Problem requirements → From the entries below, extract every line that includes the word "JSON".
───── Provided records
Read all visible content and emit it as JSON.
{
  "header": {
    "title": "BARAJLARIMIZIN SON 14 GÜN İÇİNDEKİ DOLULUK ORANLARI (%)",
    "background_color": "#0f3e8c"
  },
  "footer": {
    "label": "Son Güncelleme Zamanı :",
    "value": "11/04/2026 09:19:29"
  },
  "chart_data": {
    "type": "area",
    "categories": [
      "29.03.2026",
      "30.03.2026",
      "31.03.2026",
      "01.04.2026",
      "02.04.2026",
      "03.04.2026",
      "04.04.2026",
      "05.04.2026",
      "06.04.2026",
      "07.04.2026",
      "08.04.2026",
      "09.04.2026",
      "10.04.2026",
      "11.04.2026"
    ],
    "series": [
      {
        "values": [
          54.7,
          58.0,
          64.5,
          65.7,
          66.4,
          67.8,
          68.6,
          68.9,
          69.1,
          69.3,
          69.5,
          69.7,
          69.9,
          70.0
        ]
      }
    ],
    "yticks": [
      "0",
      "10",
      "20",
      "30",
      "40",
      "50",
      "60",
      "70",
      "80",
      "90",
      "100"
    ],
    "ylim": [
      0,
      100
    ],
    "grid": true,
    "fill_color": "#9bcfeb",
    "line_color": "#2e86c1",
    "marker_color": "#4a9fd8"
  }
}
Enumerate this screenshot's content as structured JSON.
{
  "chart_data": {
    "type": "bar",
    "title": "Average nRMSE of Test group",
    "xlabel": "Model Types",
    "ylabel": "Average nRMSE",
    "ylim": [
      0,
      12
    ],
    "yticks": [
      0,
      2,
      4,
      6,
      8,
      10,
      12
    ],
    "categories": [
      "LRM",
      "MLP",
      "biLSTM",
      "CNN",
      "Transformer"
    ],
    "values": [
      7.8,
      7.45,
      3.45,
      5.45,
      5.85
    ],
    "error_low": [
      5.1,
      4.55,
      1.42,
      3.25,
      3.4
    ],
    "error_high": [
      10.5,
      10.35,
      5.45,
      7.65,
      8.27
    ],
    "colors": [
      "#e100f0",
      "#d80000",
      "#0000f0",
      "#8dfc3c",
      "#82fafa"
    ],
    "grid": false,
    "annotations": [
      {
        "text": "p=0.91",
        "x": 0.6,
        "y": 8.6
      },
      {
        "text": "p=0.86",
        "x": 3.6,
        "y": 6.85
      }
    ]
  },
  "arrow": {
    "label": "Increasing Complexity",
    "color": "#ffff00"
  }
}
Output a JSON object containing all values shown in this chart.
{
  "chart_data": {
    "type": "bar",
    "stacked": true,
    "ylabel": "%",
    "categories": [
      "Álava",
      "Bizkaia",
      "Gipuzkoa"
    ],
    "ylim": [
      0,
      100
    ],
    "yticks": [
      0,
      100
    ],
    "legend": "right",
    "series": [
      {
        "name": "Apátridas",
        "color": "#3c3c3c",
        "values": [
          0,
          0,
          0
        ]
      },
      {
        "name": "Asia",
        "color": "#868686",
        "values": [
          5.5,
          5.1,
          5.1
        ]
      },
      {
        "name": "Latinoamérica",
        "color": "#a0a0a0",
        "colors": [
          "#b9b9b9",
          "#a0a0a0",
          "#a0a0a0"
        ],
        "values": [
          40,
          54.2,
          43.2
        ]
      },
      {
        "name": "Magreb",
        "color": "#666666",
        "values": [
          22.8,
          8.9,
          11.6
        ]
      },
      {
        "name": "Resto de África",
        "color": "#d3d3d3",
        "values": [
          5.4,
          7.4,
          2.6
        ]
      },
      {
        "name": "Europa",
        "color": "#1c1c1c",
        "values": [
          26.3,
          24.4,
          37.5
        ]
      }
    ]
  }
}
──────────
Result for this task →
Read all visible content and emit it as JSON.
Enumerate this screenshot's content as structured JSON.
Output a JSON object containing all values shown in this chart.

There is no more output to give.